Among the lines below, count those containing the word "great". Give the number only.
##### Items #####
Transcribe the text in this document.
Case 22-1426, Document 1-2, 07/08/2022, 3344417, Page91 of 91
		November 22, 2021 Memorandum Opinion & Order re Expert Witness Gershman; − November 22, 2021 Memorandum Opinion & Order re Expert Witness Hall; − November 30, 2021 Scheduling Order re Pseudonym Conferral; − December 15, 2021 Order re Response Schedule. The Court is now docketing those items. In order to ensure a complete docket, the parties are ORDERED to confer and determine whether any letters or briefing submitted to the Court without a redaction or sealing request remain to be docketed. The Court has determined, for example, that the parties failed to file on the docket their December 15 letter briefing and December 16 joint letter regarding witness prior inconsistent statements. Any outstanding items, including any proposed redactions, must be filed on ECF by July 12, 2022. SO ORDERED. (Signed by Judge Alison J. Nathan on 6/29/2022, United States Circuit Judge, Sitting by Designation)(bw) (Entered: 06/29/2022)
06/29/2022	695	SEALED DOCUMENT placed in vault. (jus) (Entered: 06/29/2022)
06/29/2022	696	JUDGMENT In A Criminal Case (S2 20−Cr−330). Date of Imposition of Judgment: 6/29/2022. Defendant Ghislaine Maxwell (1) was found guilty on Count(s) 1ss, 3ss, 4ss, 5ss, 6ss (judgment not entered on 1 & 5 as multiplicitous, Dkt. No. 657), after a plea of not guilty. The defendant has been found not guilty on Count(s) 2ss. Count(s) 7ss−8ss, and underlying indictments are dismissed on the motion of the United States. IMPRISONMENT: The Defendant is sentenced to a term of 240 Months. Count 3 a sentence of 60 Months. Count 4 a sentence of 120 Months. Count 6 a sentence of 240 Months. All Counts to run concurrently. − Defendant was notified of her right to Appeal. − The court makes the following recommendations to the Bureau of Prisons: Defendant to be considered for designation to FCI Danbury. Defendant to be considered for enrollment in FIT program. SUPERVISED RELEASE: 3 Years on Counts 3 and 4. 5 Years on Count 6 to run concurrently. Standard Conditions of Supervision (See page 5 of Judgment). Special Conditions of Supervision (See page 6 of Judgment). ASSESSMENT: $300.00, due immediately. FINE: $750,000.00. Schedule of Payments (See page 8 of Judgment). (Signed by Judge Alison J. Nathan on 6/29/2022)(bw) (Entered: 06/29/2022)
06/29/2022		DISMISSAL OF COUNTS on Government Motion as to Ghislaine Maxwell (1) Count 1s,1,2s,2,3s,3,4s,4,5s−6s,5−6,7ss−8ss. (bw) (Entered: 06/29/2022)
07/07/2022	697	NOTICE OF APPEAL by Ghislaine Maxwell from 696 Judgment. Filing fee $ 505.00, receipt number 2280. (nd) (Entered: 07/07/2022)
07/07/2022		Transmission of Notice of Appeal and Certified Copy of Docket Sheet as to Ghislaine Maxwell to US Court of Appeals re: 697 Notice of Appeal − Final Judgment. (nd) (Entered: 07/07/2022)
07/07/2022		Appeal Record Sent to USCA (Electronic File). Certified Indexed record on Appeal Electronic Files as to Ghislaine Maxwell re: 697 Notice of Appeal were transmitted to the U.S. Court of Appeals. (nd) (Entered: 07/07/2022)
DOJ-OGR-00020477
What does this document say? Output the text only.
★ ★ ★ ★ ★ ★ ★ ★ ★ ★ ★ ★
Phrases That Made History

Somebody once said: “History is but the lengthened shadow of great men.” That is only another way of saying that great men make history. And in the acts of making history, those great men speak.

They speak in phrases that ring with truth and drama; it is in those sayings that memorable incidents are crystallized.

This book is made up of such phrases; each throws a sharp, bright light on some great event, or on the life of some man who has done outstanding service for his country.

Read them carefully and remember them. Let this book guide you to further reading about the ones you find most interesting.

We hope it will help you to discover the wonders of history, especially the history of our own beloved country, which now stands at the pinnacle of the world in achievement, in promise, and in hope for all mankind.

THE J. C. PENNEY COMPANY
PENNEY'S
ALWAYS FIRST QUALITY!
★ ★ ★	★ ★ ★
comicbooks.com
#####
Right answer:
2